━━ Provided data

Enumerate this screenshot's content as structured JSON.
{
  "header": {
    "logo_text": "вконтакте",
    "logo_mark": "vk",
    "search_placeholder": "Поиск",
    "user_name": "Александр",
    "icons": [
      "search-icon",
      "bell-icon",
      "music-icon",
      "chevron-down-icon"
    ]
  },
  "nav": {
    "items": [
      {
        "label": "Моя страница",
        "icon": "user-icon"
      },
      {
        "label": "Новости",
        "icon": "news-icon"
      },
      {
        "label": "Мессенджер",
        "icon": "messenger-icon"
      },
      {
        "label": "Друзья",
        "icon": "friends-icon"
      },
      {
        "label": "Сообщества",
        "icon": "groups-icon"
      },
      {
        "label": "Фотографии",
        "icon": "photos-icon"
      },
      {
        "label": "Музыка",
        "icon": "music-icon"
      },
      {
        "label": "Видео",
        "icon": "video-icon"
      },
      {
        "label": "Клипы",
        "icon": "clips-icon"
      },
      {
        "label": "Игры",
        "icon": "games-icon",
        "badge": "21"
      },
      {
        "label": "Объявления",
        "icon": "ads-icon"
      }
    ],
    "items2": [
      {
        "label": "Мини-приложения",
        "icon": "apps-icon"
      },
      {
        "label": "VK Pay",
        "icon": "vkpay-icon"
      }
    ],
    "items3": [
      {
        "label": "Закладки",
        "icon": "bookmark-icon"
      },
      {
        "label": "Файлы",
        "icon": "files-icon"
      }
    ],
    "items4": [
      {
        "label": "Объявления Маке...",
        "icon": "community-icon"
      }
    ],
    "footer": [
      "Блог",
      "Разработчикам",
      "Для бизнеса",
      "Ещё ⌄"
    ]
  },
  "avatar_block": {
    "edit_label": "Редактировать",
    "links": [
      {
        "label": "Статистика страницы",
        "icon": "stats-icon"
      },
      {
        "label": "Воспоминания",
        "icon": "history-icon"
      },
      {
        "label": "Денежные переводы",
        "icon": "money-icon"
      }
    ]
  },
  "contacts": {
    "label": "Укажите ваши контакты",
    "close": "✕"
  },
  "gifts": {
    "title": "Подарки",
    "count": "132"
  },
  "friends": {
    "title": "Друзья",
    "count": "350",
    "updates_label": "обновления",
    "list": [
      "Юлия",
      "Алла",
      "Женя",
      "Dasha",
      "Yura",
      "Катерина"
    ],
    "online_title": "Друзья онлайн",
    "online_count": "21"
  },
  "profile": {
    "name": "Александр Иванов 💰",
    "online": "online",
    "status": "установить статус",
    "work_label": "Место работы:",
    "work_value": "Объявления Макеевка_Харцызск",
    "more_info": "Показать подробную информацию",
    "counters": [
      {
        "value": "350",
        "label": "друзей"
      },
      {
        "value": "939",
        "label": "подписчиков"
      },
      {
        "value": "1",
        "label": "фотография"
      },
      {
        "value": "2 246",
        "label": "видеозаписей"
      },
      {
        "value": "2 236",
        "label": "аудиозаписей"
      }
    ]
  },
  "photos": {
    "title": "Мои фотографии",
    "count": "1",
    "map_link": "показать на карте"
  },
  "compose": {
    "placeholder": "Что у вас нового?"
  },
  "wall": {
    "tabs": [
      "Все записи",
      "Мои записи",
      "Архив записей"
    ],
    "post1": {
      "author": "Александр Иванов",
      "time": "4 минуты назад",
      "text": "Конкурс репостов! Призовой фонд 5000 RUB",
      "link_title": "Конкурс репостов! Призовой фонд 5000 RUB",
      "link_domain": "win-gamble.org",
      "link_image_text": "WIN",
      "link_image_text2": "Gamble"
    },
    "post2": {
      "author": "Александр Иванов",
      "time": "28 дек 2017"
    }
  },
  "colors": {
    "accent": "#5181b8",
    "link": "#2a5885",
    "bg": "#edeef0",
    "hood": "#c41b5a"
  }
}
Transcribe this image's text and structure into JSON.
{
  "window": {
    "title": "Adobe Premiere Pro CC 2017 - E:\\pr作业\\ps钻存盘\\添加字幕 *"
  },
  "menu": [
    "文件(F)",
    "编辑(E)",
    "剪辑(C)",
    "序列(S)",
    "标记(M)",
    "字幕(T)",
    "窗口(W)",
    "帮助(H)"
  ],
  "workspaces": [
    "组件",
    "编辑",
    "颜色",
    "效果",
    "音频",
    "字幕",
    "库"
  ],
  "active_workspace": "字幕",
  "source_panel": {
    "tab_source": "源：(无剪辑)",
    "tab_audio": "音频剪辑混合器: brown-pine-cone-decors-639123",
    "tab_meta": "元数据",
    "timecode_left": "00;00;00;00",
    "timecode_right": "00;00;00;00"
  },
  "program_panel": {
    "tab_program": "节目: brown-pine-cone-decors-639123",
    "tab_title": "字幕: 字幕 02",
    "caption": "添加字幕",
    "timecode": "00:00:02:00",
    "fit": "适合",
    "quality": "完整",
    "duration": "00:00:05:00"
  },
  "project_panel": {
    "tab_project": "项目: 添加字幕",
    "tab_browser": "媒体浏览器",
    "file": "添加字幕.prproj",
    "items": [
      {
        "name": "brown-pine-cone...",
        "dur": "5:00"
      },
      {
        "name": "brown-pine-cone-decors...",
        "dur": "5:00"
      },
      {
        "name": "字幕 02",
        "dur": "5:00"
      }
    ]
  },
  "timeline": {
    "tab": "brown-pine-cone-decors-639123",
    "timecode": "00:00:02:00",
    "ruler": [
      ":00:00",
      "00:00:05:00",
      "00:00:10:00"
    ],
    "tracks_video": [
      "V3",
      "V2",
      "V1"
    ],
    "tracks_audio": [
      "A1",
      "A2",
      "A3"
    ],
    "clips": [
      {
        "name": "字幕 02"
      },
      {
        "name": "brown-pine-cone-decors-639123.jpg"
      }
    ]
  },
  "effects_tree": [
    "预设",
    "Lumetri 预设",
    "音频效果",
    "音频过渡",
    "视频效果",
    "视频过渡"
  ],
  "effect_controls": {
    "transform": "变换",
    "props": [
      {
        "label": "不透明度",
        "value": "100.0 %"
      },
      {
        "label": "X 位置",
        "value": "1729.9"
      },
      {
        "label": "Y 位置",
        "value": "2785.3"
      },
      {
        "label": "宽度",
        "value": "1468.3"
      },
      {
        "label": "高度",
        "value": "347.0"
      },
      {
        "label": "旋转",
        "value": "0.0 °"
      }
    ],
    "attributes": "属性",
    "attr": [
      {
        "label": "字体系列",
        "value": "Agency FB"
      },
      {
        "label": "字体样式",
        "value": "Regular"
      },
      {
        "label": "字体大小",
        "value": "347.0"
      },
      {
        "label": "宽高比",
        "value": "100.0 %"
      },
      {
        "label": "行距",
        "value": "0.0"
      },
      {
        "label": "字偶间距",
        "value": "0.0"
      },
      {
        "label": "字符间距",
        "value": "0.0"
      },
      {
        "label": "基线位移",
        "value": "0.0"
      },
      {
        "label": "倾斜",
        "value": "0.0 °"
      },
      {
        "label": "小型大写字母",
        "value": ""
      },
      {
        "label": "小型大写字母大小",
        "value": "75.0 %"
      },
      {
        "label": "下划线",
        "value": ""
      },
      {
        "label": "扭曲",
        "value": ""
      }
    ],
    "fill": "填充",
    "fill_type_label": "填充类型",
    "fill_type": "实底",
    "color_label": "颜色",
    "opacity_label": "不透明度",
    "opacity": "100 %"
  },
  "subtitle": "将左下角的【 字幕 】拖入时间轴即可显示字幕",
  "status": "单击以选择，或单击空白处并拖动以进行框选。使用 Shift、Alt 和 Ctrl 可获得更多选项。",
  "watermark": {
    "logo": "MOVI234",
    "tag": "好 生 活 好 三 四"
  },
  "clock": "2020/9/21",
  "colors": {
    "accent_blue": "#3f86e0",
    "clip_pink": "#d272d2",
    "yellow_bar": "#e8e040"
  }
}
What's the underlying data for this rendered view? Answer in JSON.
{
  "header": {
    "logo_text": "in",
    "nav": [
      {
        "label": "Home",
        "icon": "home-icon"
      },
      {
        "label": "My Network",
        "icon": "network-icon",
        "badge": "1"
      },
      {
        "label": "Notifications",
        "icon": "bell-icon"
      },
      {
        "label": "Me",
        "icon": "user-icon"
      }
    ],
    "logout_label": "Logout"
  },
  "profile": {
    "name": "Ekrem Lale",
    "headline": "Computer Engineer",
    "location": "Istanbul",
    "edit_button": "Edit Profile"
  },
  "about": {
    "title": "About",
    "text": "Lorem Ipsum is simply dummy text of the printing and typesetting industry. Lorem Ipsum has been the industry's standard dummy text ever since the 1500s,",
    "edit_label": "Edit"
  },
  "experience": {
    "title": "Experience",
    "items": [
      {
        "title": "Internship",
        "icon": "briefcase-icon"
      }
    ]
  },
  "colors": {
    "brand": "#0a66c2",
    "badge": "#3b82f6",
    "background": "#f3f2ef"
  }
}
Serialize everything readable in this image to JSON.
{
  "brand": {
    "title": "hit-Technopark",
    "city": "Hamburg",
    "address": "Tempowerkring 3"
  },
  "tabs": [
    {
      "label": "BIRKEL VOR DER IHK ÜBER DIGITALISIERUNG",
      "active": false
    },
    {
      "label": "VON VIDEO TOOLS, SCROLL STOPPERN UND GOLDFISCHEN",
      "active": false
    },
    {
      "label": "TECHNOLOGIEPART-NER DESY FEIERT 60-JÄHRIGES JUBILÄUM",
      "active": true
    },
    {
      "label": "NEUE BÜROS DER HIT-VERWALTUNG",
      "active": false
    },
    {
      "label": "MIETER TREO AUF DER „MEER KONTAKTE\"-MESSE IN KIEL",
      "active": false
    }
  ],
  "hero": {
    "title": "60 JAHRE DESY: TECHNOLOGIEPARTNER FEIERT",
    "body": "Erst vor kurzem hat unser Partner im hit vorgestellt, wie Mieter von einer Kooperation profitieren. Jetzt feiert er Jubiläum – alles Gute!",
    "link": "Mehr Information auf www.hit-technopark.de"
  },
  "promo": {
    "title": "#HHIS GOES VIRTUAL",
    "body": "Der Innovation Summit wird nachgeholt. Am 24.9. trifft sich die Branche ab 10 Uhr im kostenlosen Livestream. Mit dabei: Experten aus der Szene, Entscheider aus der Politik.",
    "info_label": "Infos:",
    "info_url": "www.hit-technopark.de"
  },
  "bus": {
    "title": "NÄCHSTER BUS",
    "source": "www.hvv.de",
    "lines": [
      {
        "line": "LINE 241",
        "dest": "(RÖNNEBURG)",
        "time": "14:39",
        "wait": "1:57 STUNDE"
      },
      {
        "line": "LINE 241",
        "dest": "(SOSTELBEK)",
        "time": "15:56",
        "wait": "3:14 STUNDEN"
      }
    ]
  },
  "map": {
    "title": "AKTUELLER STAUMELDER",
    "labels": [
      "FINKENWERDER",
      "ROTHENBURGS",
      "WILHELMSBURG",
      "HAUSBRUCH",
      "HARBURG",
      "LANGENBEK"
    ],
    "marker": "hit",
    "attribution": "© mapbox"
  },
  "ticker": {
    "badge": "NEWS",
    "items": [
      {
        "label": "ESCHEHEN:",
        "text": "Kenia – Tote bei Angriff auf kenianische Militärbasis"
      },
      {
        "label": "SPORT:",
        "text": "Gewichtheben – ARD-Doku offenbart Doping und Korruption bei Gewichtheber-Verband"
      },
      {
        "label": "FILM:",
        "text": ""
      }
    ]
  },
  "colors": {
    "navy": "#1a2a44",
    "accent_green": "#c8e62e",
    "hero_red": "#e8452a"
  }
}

━━━━

*Task to complete*.
Tally the lines of the preceding listing in which the word "添加字幕" appears; state nothing but the total.

*Solution for this problem*.
4